* [GOAL] Reproduce the listing verbatim.

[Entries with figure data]
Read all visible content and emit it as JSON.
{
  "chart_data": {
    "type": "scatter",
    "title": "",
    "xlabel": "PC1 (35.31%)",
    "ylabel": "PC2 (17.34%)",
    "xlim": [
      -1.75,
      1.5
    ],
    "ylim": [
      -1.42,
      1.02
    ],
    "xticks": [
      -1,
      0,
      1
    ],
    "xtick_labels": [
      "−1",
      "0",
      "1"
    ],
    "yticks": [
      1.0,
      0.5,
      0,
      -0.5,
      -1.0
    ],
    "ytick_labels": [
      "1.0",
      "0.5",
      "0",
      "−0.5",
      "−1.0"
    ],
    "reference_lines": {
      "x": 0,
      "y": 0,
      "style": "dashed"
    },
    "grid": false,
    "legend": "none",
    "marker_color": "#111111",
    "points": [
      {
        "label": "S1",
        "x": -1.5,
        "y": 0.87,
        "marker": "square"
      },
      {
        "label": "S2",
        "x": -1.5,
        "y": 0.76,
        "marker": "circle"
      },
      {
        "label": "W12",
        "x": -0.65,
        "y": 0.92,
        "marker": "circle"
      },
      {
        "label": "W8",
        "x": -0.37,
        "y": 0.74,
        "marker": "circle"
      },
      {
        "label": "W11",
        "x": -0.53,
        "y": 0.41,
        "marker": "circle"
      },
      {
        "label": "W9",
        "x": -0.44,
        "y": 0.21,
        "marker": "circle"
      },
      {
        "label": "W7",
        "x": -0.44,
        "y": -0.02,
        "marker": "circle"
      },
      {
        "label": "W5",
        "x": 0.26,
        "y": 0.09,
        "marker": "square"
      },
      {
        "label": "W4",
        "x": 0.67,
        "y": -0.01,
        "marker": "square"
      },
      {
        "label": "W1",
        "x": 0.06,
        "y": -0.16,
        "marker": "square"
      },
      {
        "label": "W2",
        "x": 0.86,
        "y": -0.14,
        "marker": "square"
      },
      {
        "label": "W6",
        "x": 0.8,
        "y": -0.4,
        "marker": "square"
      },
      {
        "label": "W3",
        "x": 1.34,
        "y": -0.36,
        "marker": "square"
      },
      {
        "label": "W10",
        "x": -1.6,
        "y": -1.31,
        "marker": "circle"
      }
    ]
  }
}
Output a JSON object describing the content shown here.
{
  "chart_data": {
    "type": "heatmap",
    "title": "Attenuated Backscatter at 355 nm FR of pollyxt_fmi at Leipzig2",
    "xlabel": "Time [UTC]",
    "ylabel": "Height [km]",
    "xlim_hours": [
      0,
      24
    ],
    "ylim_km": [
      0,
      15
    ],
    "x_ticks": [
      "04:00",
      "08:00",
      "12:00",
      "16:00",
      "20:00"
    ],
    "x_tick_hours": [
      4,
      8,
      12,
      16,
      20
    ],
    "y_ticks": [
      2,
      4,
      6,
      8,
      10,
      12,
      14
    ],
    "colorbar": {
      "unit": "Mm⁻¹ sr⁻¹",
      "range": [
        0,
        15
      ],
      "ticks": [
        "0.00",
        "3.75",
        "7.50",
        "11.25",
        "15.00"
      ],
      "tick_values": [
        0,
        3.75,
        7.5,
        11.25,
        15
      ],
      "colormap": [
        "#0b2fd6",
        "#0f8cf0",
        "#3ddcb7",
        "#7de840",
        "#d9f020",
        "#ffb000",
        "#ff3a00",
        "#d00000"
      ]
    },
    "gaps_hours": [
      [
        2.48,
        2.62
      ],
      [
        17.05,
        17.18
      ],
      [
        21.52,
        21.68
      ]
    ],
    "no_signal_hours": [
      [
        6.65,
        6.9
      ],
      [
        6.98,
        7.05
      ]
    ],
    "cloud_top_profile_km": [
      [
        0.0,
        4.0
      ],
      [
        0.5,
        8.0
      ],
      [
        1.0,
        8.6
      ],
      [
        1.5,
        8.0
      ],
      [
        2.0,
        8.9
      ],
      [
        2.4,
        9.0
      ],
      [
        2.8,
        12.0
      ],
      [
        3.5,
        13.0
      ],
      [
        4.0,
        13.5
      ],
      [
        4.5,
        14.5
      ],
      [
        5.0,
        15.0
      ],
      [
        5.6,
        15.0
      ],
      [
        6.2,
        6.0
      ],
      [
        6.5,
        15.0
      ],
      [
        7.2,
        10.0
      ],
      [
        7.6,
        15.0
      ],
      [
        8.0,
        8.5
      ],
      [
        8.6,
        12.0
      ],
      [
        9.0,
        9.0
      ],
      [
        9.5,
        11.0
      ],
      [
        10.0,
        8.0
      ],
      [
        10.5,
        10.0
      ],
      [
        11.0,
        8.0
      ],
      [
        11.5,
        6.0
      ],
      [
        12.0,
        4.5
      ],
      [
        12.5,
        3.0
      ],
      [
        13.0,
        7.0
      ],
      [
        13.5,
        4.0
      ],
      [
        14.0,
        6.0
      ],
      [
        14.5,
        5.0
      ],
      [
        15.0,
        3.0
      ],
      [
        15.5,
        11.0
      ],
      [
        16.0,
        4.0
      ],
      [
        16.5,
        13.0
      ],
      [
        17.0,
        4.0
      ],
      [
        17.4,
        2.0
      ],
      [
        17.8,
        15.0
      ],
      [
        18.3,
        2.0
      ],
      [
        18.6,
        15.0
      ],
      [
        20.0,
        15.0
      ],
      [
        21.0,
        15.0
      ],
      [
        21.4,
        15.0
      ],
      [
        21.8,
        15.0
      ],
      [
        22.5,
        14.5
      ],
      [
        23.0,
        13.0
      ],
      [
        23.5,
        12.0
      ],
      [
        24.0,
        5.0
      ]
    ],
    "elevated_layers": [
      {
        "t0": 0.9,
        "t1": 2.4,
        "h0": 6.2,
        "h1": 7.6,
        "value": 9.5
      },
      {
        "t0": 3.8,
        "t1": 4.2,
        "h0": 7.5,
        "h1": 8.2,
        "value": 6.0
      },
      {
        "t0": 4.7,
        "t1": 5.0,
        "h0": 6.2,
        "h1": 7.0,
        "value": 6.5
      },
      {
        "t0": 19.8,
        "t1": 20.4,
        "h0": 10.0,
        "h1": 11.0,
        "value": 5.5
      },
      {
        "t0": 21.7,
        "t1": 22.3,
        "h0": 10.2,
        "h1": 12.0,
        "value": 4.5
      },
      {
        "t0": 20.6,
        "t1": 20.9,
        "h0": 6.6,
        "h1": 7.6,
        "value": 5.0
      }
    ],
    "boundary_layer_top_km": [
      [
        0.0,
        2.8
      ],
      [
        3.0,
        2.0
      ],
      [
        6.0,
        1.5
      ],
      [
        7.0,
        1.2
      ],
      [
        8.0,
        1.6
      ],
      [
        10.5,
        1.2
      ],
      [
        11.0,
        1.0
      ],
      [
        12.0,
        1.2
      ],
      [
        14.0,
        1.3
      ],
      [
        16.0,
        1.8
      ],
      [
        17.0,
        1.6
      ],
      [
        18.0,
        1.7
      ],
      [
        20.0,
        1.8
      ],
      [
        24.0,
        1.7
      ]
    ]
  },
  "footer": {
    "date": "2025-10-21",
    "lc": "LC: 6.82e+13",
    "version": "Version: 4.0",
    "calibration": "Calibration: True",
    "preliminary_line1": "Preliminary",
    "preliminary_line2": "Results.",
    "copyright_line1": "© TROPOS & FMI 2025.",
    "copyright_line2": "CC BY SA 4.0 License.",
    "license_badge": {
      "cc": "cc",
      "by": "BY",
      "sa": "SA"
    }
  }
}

* [WRITTEN ANSWER]
Read all visible content and emit it as JSON.
{
  "chart_data": {
    "type": "scatter",
    "title": "",
    "xlabel": "PC1 (35.31%)",
    "ylabel": "PC2 (17.34%)",
    "xlim": [
      -1.75,
      1.5
    ],
    "ylim": [
      -1.42,
      1.02
    ],
    "xticks": [
      -1,
      0,
      1
    ],
    "xtick_labels": [
      "−1",
      "0",
      "1"
    ],
    "yticks": [
      1.0,
      0.5,
      0,
      -0.5,
      -1.0
    ],
    "ytick_labels": [
      "1.0",
      "0.5",
      "0",
      "−0.5",
      "−1.0"
    ],
    "reference_lines": {
      "x": 0,
      "y": 0,
      "style": "dashed"
    },
    "grid": false,
    "legend": "none",
    "marker_color": "#111111",
    "points": [
      {
        "label": "S1",
        "x": -1.5,
        "y": 0.87,
        "marker": "square"
      },
      {
        "label": "S2",
        "x": -1.5,
        "y": 0.76,
        "marker": "circle"
      },
      {
        "label": "W12",
        "x": -0.65,
        "y": 0.92,
        "marker": "circle"
      },
      {
        "label": "W8",
        "x": -0.37,
        "y": 0.74,
        "marker": "circle"
      },
      {
        "label": "W11",
        "x": -0.53,
        "y": 0.41,
        "marker": "circle"
      },
      {
        "label": "W9",
        "x": -0.44,
        "y": 0.21,
        "marker": "circle"
      },
      {
        "label": "W7",
        "x": -0.44,
        "y": -0.02,
        "marker": "circle"
      },
      {
        "label": "W5",
        "x": 0.26,
        "y": 0.09,
        "marker": "square"
      },
      {
        "label": "W4",
        "x": 0.67,
        "y": -0.01,
        "marker": "square"
      },
      {
        "label": "W1",
        "x": 0.06,
        "y": -0.16,
        "marker": "square"
      },
      {
        "label": "W2",
        "x": 0.86,
        "y": -0.14,
        "marker": "square"
      },
      {
        "label": "W6",
        "x": 0.8,
        "y": -0.4,
        "marker": "square"
      },
      {
        "label": "W3",
        "x": 1.34,
        "y": -0.36,
        "marker": "square"
      },
      {
        "label": "W10",
        "x": -1.6,
        "y": -1.31,
        "marker": "circle"
      }
    ]
  }
}
Output a JSON object describing the content shown here.
{
  "chart_data": {
    "type": "heatmap",
    "title": "Attenuated Backscatter at 355 nm FR of pollyxt_fmi at Leipzig2",
    "xlabel": "Time [UTC]",
    "ylabel": "Height [km]",
    "xlim_hours": [
      0,
      24
    ],
    "ylim_km": [
      0,
      15
    ],
    "x_ticks": [
      "04:00",
      "08:00",
      "12:00",
      "16:00",
      "20:00"
    ],
    "x_tick_hours": [
      4,
      8,
      12,
      16,
      20
    ],
    "y_ticks": [
      2,
      4,
      6,
      8,
      10,
      12,
      14
    ],
    "colorbar": {
      "unit": "Mm⁻¹ sr⁻¹",
      "range": [
        0,
        15
      ],
      "ticks": [
        "0.00",
        "3.75",
        "7.50",
        "11.25",
        "15.00"
      ],
      "tick_values": [
        0,
        3.75,
        7.5,
        11.25,
        15
      ],
      "colormap": [
        "#0b2fd6",
        "#0f8cf0",
        "#3ddcb7",
        "#7de840",
        "#d9f020",
        "#ffb000",
        "#ff3a00",
        "#d00000"
      ]
    },
    "gaps_hours": [
      [
        2.48,
        2.62
      ],
      [
        17.05,
        17.18
      ],
      [
        21.52,
        21.68
      ]
    ],
    "no_signal_hours": [
      [
        6.65,
        6.9
      ],
      [
        6.98,
        7.05
      ]
    ],
    "cloud_top_profile_km": [
      [
        0.0,
        4.0
      ],
      [
        0.5,
        8.0
      ],
      [
        1.0,
        8.6
      ],
      [
        1.5,
        8.0
      ],
      [
        2.0,
        8.9
      ],
      [
        2.4,
        9.0
      ],
      [
        2.8,
        12.0
      ],
      [
        3.5,
        13.0
      ],
      [
        4.0,
        13.5
      ],
      [
        4.5,
        14.5
      ],
      [
        5.0,
        15.0
      ],
      [
        5.6,
        15.0
      ],
      [
        6.2,
        6.0
      ],
      [
        6.5,
        15.0
      ],
      [
        7.2,
        10.0
      ],
      [
        7.6,
        15.0
      ],
      [
        8.0,
        8.5
      ],
      [
        8.6,
        12.0
      ],
      [
        9.0,
        9.0
      ],
      [
        9.5,
        11.0
      ],
      [
        10.0,
        8.0
      ],
      [
        10.5,
        10.0
      ],
      [
        11.0,
        8.0
      ],
      [
        11.5,
        6.0
      ],
      [
        12.0,
        4.5
      ],
      [
        12.5,
        3.0
      ],
      [
        13.0,
        7.0
      ],
      [
        13.5,
        4.0
      ],
      [
        14.0,
        6.0
      ],
      [
        14.5,
        5.0
      ],
      [
        15.0,
        3.0
      ],
      [
        15.5,
        11.0
      ],
      [
        16.0,
        4.0
      ],
      [
        16.5,
        13.0
      ],
      [
        17.0,
        4.0
      ],
      [
        17.4,
        2.0
      ],
      [
        17.8,
        15.0
      ],
      [
        18.3,
        2.0
      ],
      [
        18.6,
        15.0
      ],
      [
        20.0,
        15.0
      ],
      [
        21.0,
        15.0
      ],
      [
        21.4,
        15.0
      ],
      [
        21.8,
        15.0
      ],
      [
        22.5,
        14.5
      ],
      [
        23.0,
        13.0
      ],
      [
        23.5,
        12.0
      ],
      [
        24.0,
        5.0
      ]
    ],
    "elevated_layers": [
      {
        "t0": 0.9,
        "t1": 2.4,
        "h0": 6.2,
        "h1": 7.6,
        "value": 9.5
      },
      {
        "t0": 3.8,
        "t1": 4.2,
        "h0": 7.5,
        "h1": 8.2,
        "value": 6.0
      },
      {
        "t0": 4.7,
        "t1": 5.0,
        "h0": 6.2,
        "h1": 7.0,
        "value": 6.5
      },
      {
        "t0": 19.8,
        "t1": 20.4,
        "h0": 10.0,
        "h1": 11.0,
        "value": 5.5
      },
      {
        "t0": 21.7,
        "t1": 22.3,
        "h0": 10.2,
        "h1": 12.0,
        "value": 4.5
      },
      {
        "t0": 20.6,
        "t1": 20.9,
        "h0": 6.6,
        "h1": 7.6,
        "value": 5.0
      }
    ],
    "boundary_layer_top_km": [
      [
        0.0,
        2.8
      ],
      [
        3.0,
        2.0
      ],
      [
        6.0,
        1.5
      ],
      [
        7.0,
        1.2
      ],
      [
        8.0,
        1.6
      ],
      [
        10.5,
        1.2
      ],
      [
        11.0,
        1.0
      ],
      [
        12.0,
        1.2
      ],
      [
        14.0,
        1.3
      ],
      [
        16.0,
        1.8
      ],
      [
        17.0,
        1.6
      ],
      [
        18.0,
        1.7
      ],
      [
        20.0,
        1.8
      ],
      [
        24.0,
        1.7
      ]
    ]
  },
  "footer": {
    "date": "2025-10-21",
    "lc": "LC: 6.82e+13",
    "version": "Version: 4.0",
    "calibration": "Calibration: True",
    "preliminary_line1": "Preliminary",
    "preliminary_line2": "Results.",
    "copyright_line1": "© TROPOS & FMI 2025.",
    "copyright_line2": "CC BY SA 4.0 License.",
    "license_badge": {
      "cc": "cc",
      "by": "BY",
      "sa": "SA"
    }
  }
}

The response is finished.